# CHALLENGE
Retype all material exactly. Pictures stay out of the copy.

Part of a data file

<<<<

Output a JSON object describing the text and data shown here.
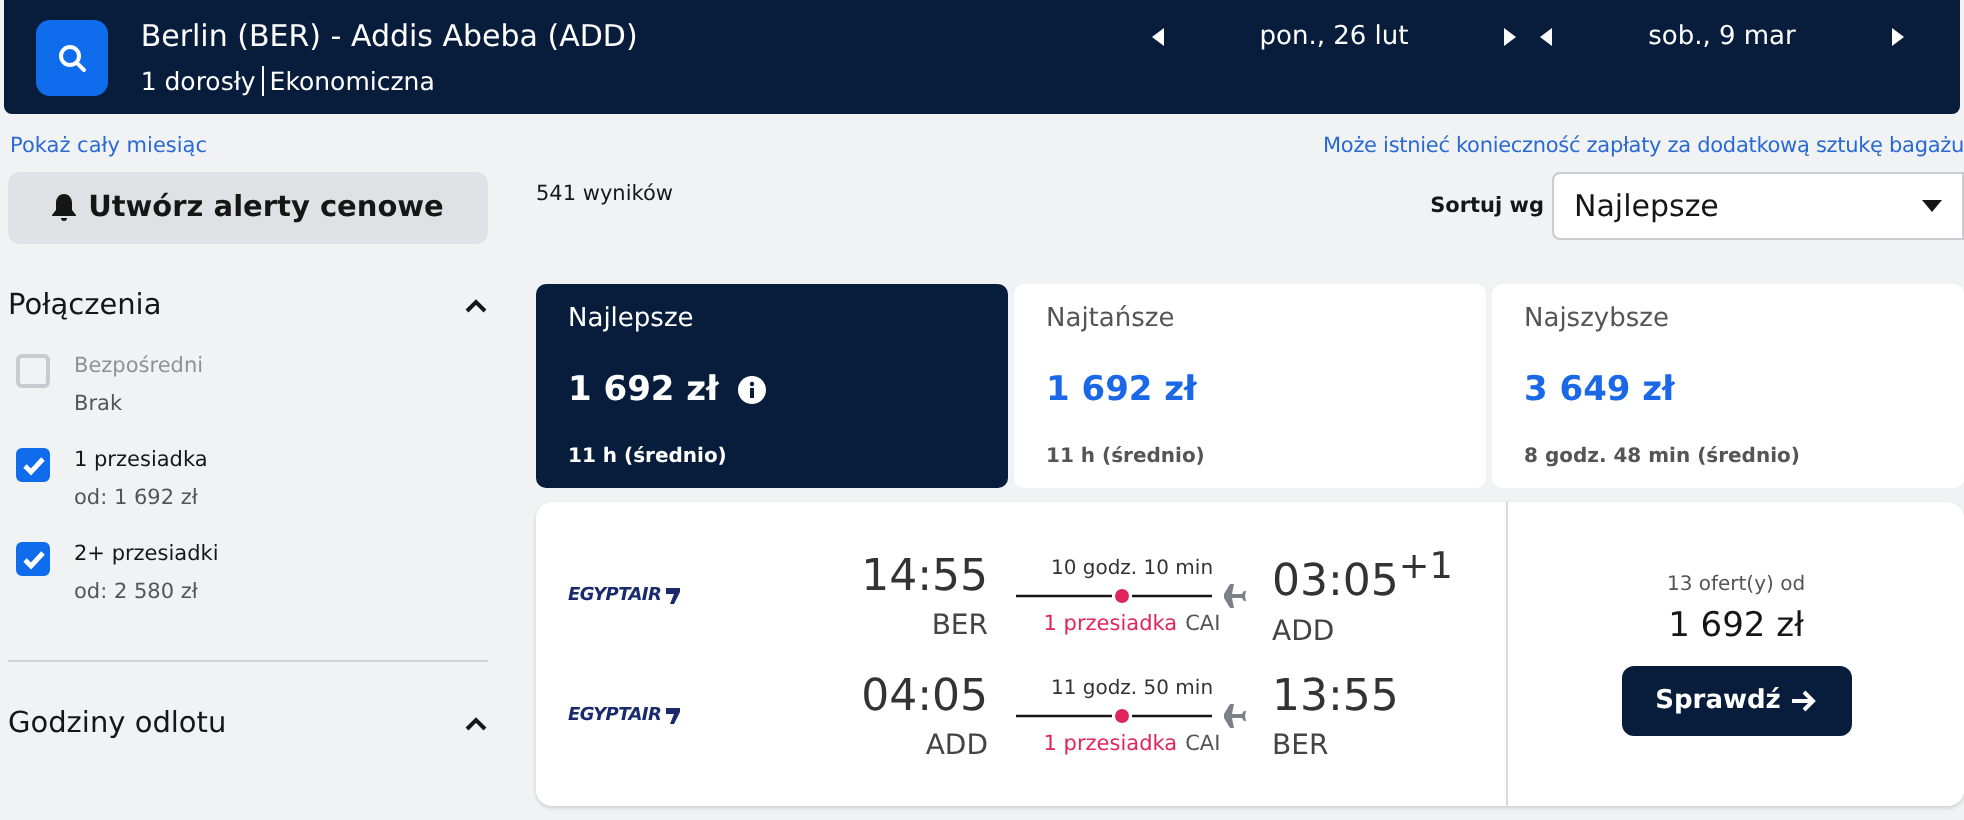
{
  "header": {
    "route": "Berlin (BER) - Addis Abeba (ADD)",
    "passengers": "1 dorosły",
    "cabin": "Ekonomiczna",
    "dates": [
      {
        "label": "pon., 26 lut"
      },
      {
        "label": "sob., 9 mar"
      }
    ]
  },
  "links": {
    "month": "Pokaż cały miesiąc",
    "baggage": "Może istnieć konieczność zapłaty za dodatkową sztukę bagażu"
  },
  "alert_button": "Utwórz alerty cenowe",
  "filters": [
    {
      "title": "Połączenia",
      "expanded": true,
      "options": [
        {
          "label": "Bezpośredni",
          "sub": "Brak",
          "checked": false,
          "disabled": true
        },
        {
          "label": "1 przesiadka",
          "sub": "od: 1 692 zł",
          "checked": true,
          "disabled": false
        },
        {
          "label": "2+ przesiadki",
          "sub": "od: 2 580 zł",
          "checked": true,
          "disabled": false
        }
      ]
    },
    {
      "title": "Godziny odlotu",
      "expanded": true
    }
  ],
  "results_count": "541 wyników",
  "sort": {
    "label": "Sortuj wg",
    "value": "Najlepsze"
  },
  "sort_tabs": [
    {
      "label": "Najlepsze",
      "price": "1 692 zł",
      "duration": "11 h (średnio)",
      "selected": true,
      "info": true
    },
    {
      "label": "Najtańsze",
      "price": "1 692 zł",
      "duration": "11 h (średnio)",
      "selected": false,
      "info": false
    },
    {
      "label": "Najszybsze",
      "price": "3 649 zł",
      "duration": "8 godz. 48 min (średnio)",
      "selected": false,
      "info": false
    }
  ],
  "result": {
    "legs": [
      {
        "airline": "EGYPTAIR",
        "dep_time": "14:55",
        "dep_code": "BER",
        "duration": "10 godz. 10 min",
        "stops": "1 przesiadka",
        "via": "CAI",
        "arr_time": "03:05$^{+1}$",
        "arr_code": "ADD"
      },
      {
        "airline": "EGYPTAIR",
        "dep_time": "04:05",
        "dep_code": "ADD",
        "duration": "11 godz. 50 min",
        "stops": "1 przesiadka",
        "via": "CAI",
        "arr_time": "13:55",
        "arr_code": "BER"
      }
    ],
    "offers": "13 ofert(y) od",
    "price": "1 692 zł",
    "button": "Sprawdź"
  }
}
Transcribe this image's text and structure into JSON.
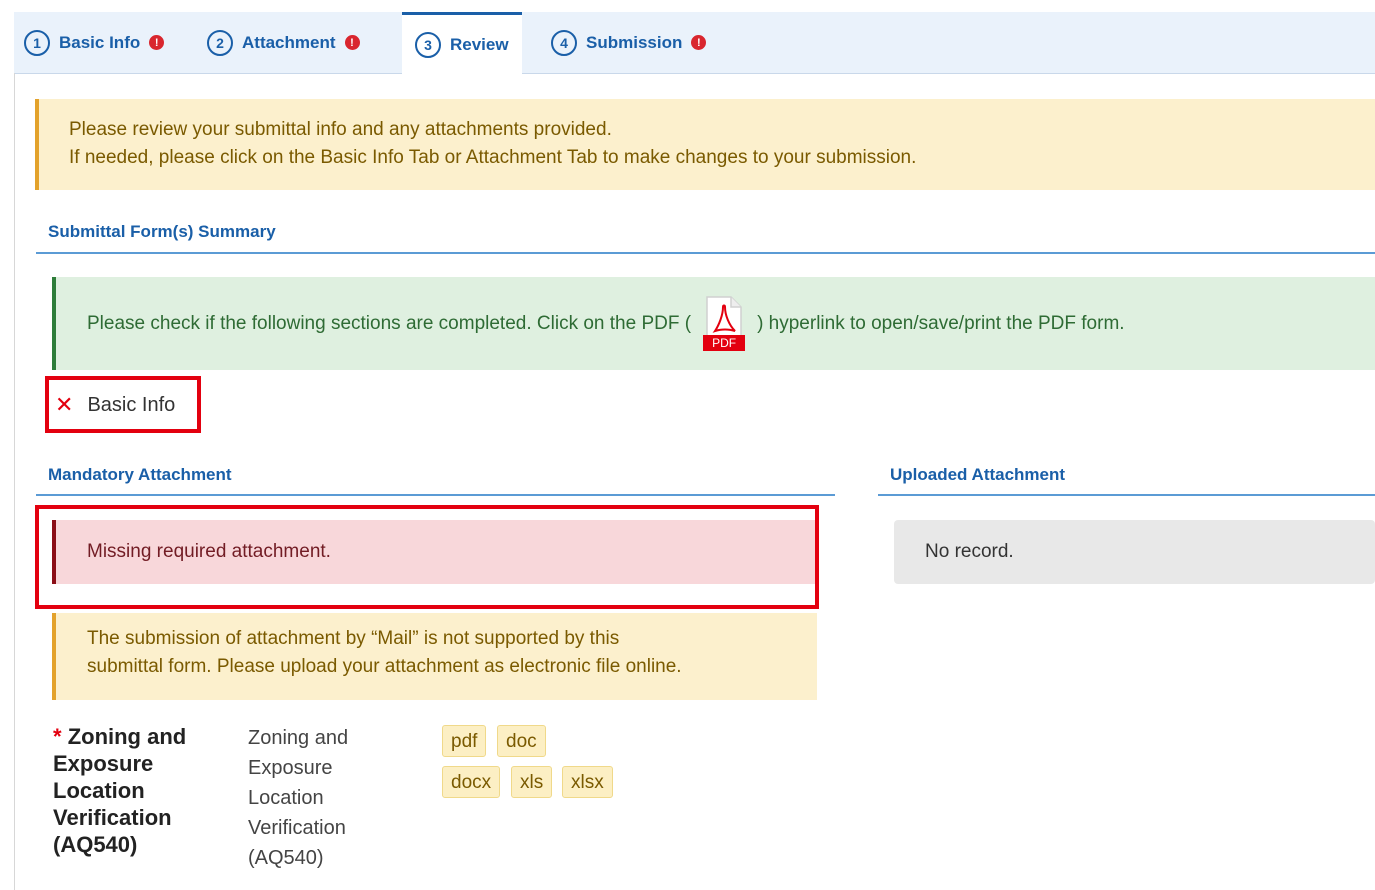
{
  "tabs": [
    {
      "num": "1",
      "label": "Basic Info",
      "alert": "!"
    },
    {
      "num": "2",
      "label": "Attachment",
      "alert": "!"
    },
    {
      "num": "3",
      "label": "Review",
      "alert": ""
    },
    {
      "num": "4",
      "label": "Submission",
      "alert": "!"
    }
  ],
  "review_note": {
    "line1": "Please review your submittal info and any attachments provided.",
    "line2": "If needed, please click on the Basic Info Tab or Attachment Tab to make changes to your submission."
  },
  "summary": {
    "title": "Submittal Form(s) Summary",
    "note_before": "Please check if the following sections are completed. Click on the PDF (",
    "pdf_label": "PDF",
    "note_after": ") hyperlink to open/save/print the PDF form.",
    "basic_info": {
      "mark": "✕",
      "label": "Basic Info"
    }
  },
  "mandatory": {
    "title": "Mandatory Attachment",
    "missing": "Missing required attachment.",
    "mail_note_line1": "The submission of attachment by “Mail” is not supported by this",
    "mail_note_line2": "submittal form. Please upload your attachment as electronic file online.",
    "item": {
      "star": "*",
      "name": "Zoning and Exposure Location Verification (AQ540)",
      "desc": "Zoning and Exposure Location Verification (AQ540)",
      "extensions": [
        "pdf",
        "doc",
        "docx",
        "xls",
        "xlsx"
      ]
    }
  },
  "uploaded": {
    "title": "Uploaded Attachment",
    "empty": "No record."
  },
  "colors": {
    "accent": "#1a5fa8",
    "error": "#e3000f",
    "warning_bg": "#fcf0cd",
    "success_bg": "#dff0e0"
  }
}
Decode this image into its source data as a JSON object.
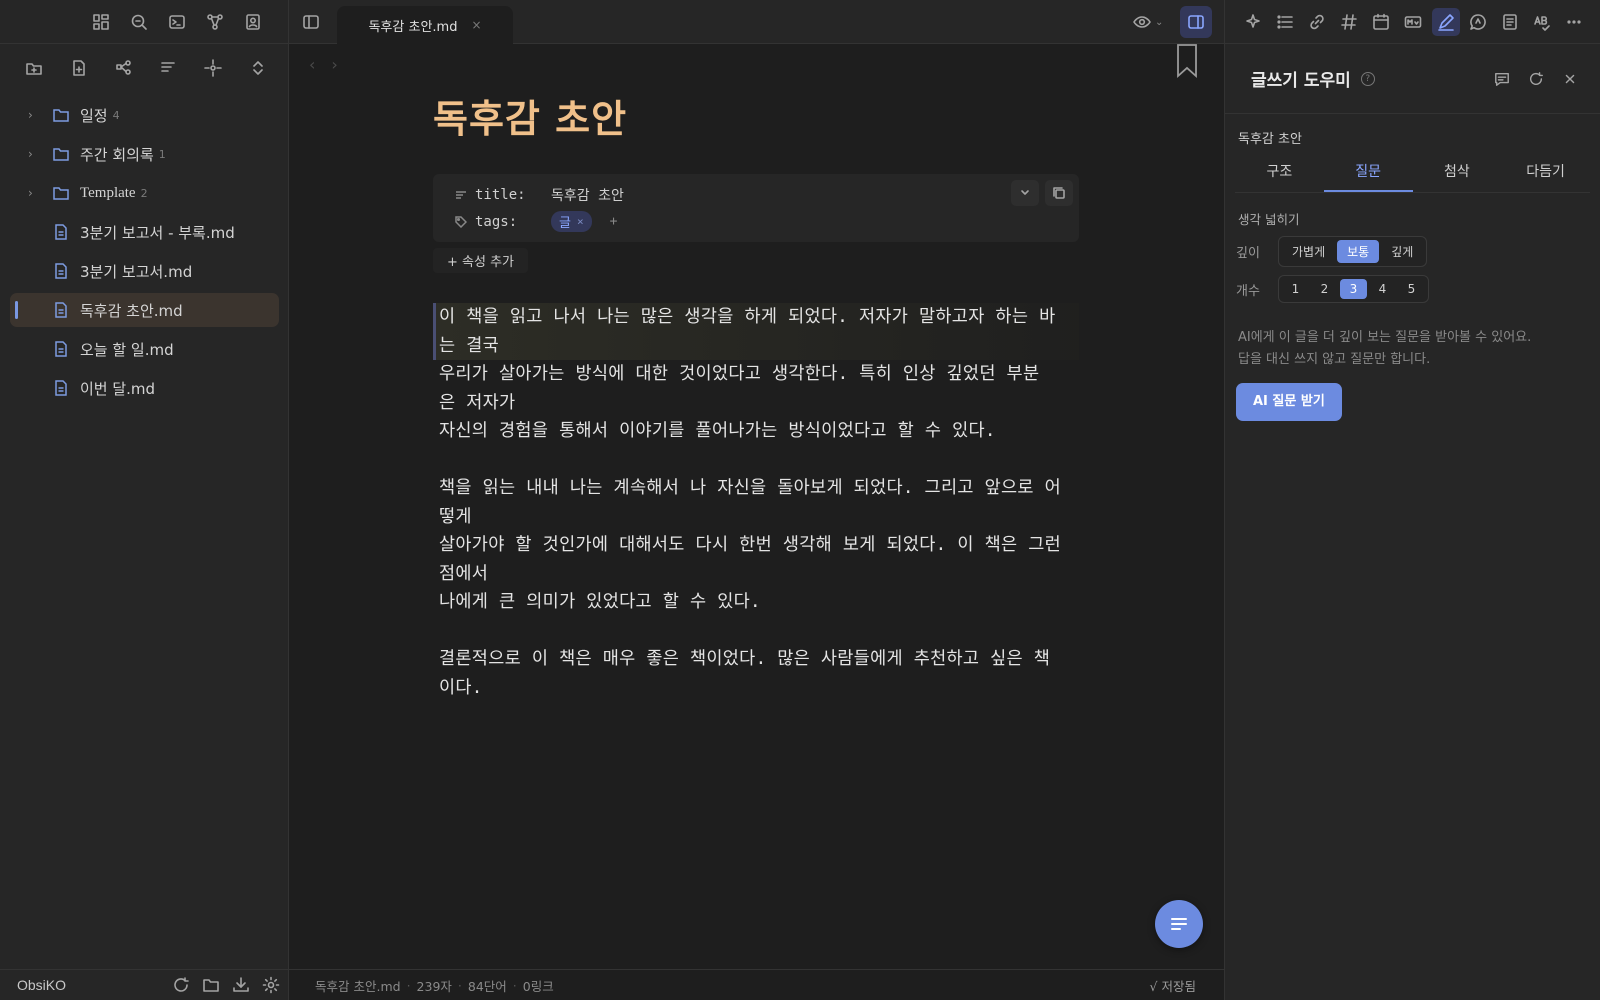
{
  "left_sidebar": {
    "tree": [
      {
        "kind": "folder",
        "label": "일정",
        "count": "4"
      },
      {
        "kind": "folder",
        "label": "주간 회의록",
        "count": "1"
      },
      {
        "kind": "folder",
        "label": "Template",
        "count": "2"
      },
      {
        "kind": "file",
        "label": "3분기 보고서 - 부록.md"
      },
      {
        "kind": "file",
        "label": "3분기 보고서.md"
      },
      {
        "kind": "file",
        "label": "독후감 초안.md",
        "active": true
      },
      {
        "kind": "file",
        "label": "오늘 할 일.md"
      },
      {
        "kind": "file",
        "label": "이번 달.md"
      }
    ],
    "vault_name": "ObsiKO"
  },
  "editor": {
    "tab_title": "독후감 초안.md",
    "tab_close": "×",
    "doc_title": "독후감 초안",
    "properties": {
      "title_key": "title:",
      "title_value": "독후감 초안",
      "tags_key": "tags:",
      "tag": "글",
      "tag_remove": "×",
      "tag_add": "+",
      "add_property": "+ 속성 추가"
    },
    "paragraphs": [
      "이 책을 읽고 나서 나는 많은 생각을 하게 되었다. 저자가 말하고자 하는 바\n는 결국\n",
      "우리가 살아가는 방식에 대한 것이었다고 생각한다. 특히 인상 깊었던 부분\n은 저자가\n자신의 경험을 통해서 이야기를 풀어나가는 방식이었다고 할 수 있다.",
      "책을 읽는 내내 나는 계속해서 나 자신을 돌아보게 되었다. 그리고 앞으로 어\n떻게\n살아가야 할 것인가에 대해서도 다시 한번 생각해 보게 되었다. 이 책은 그런\n점에서\n나에게 큰 의미가 있었다고 할 수 있다.",
      "결론적으로 이 책은 매우 좋은 책이었다. 많은 사람들에게 추천하고 싶은 책\n이다."
    ],
    "status": {
      "file": "독후감 초안.md",
      "chars": "239자",
      "words": "84단어",
      "links": "0링크",
      "saved": "√ 저장됨"
    }
  },
  "right_panel": {
    "title": "글쓰기 도우미",
    "help": "?",
    "doc_name": "독후감 초안",
    "tabs": [
      "구조",
      "질문",
      "첨삭",
      "다듬기"
    ],
    "active_tab": "질문",
    "section": "생각 넓히기",
    "depth_label": "깊이",
    "depth_options": [
      "가볍게",
      "보통",
      "깊게"
    ],
    "depth_selected": "보통",
    "count_label": "개수",
    "count_options": [
      "1",
      "2",
      "3",
      "4",
      "5"
    ],
    "count_selected": "3",
    "help_text": "AI에게 이 글을 더 깊이 보는 질문을 받아볼 수 있어요.\n답을 대신 쓰지 않고 질문만 합니다.",
    "ask_button": "AI 질문 받기"
  },
  "colors": {
    "accent": "#6c8be0",
    "title": "#f0c08a",
    "background": "#1e1e1e",
    "panel": "#262626"
  }
}
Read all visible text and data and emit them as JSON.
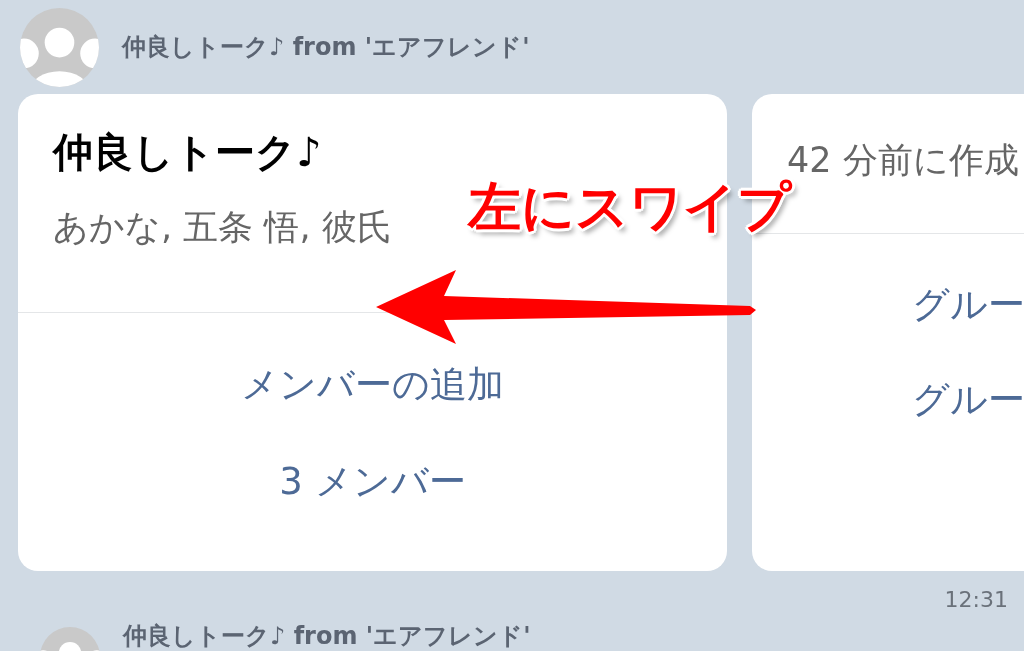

>>>>

# OUTPUT OF THE TASK
Output a JSON object describing the text and data shown here.
{
  "header": {
    "route": "Berlin (BER) - Addis Abeba (ADD)",
    "passengers": "1 dorosły",
    "cabin": "Ekonomiczna",
    "dates": [
      {
        "label": "pon., 26 lut"
      },
      {
        "label": "sob., 9 mar"
      }
    ]
  },
  "links": {
    "month": "Pokaż cały miesiąc",
    "baggage": "Może istnieć konieczność zapłaty za dodatkową sztukę bagażu"
  },
  "alert_button": "Utwórz alerty cenowe",
  "filters": [
    {
      "title": "Połączenia",
      "expanded": true,
      "options": [
        {
          "label": "Bezpośredni",
          "sub": "Brak",
          "checked": false,
          "disabled": true
        },
        {
          "label": "1 przesiadka",
          "sub": "od: 1 692 zł",
          "checked": true,
          "disabled": false
        },
        {
          "label": "2+ przesiadki",
          "sub": "od: 2 580 zł",
          "checked": true,
          "disabled": false
        }
      ]
    },
    {
      "title": "Godziny odlotu",
      "expanded": true
    }
  ],
  "results_count": "541 wyników",
  "sort": {
    "label": "Sortuj wg",
    "value": "Najlepsze"
  },
  "sort_tabs": [
    {
      "label": "Najlepsze",
      "price": "1 692 zł",
      "duration": "11 h (średnio)",
      "selected": true,
      "info": true
    },
    {
      "label": "Najtańsze",
      "price": "1 692 zł",
      "duration": "11 h (średnio)",
      "selected": false,
      "info": false
    },
    {
      "label": "Najszybsze",
      "price": "3 649 zł",
      "duration": "8 godz. 48 min (średnio)",
      "selected": false,
      "info": false
    }
  ],
  "result": {
    "legs": [
      {
        "airline": "EGYPTAIR",
        "dep_time": "14:55",
        "dep_code": "BER",
        "duration": "10 godz. 10 min",
        "stops": "1 przesiadka",
        "via": "CAI",
        "arr_time": "03:05$^{+1}$",
        "arr_code": "ADD"
      },
      {
        "airline": "EGYPTAIR",
        "dep_time": "04:05",
        "dep_code": "ADD",
        "duration": "11 godz. 50 min",
        "stops": "1 przesiadka",
        "via": "CAI",
        "arr_time": "13:55",
        "arr_code": "BER"
      }
    ],
    "offers": "13 ofert(y) od",
    "price": "1 692 zł",
    "button": "Sprawdź"
  }
}
Transcribe this image's text and structure into JSON.
{
  "tabs": [
    {
      "num": "1",
      "label": "Basic Info",
      "alert": "!"
    },
    {
      "num": "2",
      "label": "Attachment",
      "alert": "!"
    },
    {
      "num": "3",
      "label": "Review",
      "alert": ""
    },
    {
      "num": "4",
      "label": "Submission",
      "alert": "!"
    }
  ],
  "review_note": {
    "line1": "Please review your submittal info and any attachments provided.",
    "line2": "If needed, please click on the Basic Info Tab or Attachment Tab to make changes to your submission."
  },
  "summary": {
    "title": "Submittal Form(s) Summary",
    "note_before": "Please check if the following sections are completed. Click on the PDF (",
    "pdf_label": "PDF",
    "note_after": ") hyperlink to open/save/print the PDF form.",
    "basic_info": {
      "mark": "✕",
      "label": "Basic Info"
    }
  },
  "mandatory": {
    "title": "Mandatory Attachment",
    "missing": "Missing required attachment.",
    "mail_note_line1": "The submission of attachment by “Mail” is not supported by this",
    "mail_note_line2": "submittal form. Please upload your attachment as electronic file online.",
    "item": {
      "star": "*",
      "name": "Zoning and Exposure Location Verification (AQ540)",
      "desc": "Zoning and Exposure Location Verification (AQ540)",
      "extensions": [
        "pdf",
        "doc",
        "docx",
        "xls",
        "xlsx"
      ]
    }
  },
  "uploaded": {
    "title": "Uploaded Attachment",
    "empty": "No record."
  },
  "colors": {
    "accent": "#1a5fa8",
    "error": "#e3000f",
    "warning_bg": "#fcf0cd",
    "success_bg": "#dff0e0"
  }
}
Decode this image into its source data as a JSON object.
{
  "left_sidebar": {
    "tree": [
      {
        "kind": "folder",
        "label": "일정",
        "count": "4"
      },
      {
        "kind": "folder",
        "label": "주간 회의록",
        "count": "1"
      },
      {
        "kind": "folder",
        "label": "Template",
        "count": "2"
      },
      {
        "kind": "file",
        "label": "3분기 보고서 - 부록.md"
      },
      {
        "kind": "file",
        "label": "3분기 보고서.md"
      },
      {
        "kind": "file",
        "label": "독후감 초안.md",
        "active": true
      },
      {
        "kind": "file",
        "label": "오늘 할 일.md"
      },
      {
        "kind": "file",
        "label": "이번 달.md"
      }
    ],
    "vault_name": "ObsiKO"
  },
  "editor": {
    "tab_title": "독후감 초안.md",
    "tab_close": "×",
    "doc_title": "독후감 초안",
    "properties": {
      "title_key": "title:",
      "title_value": "독후감 초안",
      "tags_key": "tags:",
      "tag": "글",
      "tag_remove": "×",
      "tag_add": "+",
      "add_property": "+ 속성 추가"
    },
    "paragraphs": [
      "이 책을 읽고 나서 나는 많은 생각을 하게 되었다. 저자가 말하고자 하는 바\n는 결국\n",
      "우리가 살아가는 방식에 대한 것이었다고 생각한다. 특히 인상 깊었던 부분\n은 저자가\n자신의 경험을 통해서 이야기를 풀어나가는 방식이었다고 할 수 있다.",
      "책을 읽는 내내 나는 계속해서 나 자신을 돌아보게 되었다. 그리고 앞으로 어\n떻게\n살아가야 할 것인가에 대해서도 다시 한번 생각해 보게 되었다. 이 책은 그런\n점에서\n나에게 큰 의미가 있었다고 할 수 있다.",
      "결론적으로 이 책은 매우 좋은 책이었다. 많은 사람들에게 추천하고 싶은 책\n이다."
    ],
    "status": {
      "file": "독후감 초안.md",
      "chars": "239자",
      "words": "84단어",
      "links": "0링크",
      "saved": "√ 저장됨"
    }
  },
  "right_panel": {
    "title": "글쓰기 도우미",
    "help": "?",
    "doc_name": "독후감 초안",
    "tabs": [
      "구조",
      "질문",
      "첨삭",
      "다듬기"
    ],
    "active_tab": "질문",
    "section": "생각 넓히기",
    "depth_label": "깊이",
    "depth_options": [
      "가볍게",
      "보통",
      "깊게"
    ],
    "depth_selected": "보통",
    "count_label": "개수",
    "count_options": [
      "1",
      "2",
      "3",
      "4",
      "5"
    ],
    "count_selected": "3",
    "help_text": "AI에게 이 글을 더 깊이 보는 질문을 받아볼 수 있어요.\n답을 대신 쓰지 않고 질문만 합니다.",
    "ask_button": "AI 질문 받기"
  },
  "colors": {
    "accent": "#6c8be0",
    "title": "#f0c08a",
    "background": "#1e1e1e",
    "panel": "#262626"
  }
}
Read all visible text and data and emit them as JSON.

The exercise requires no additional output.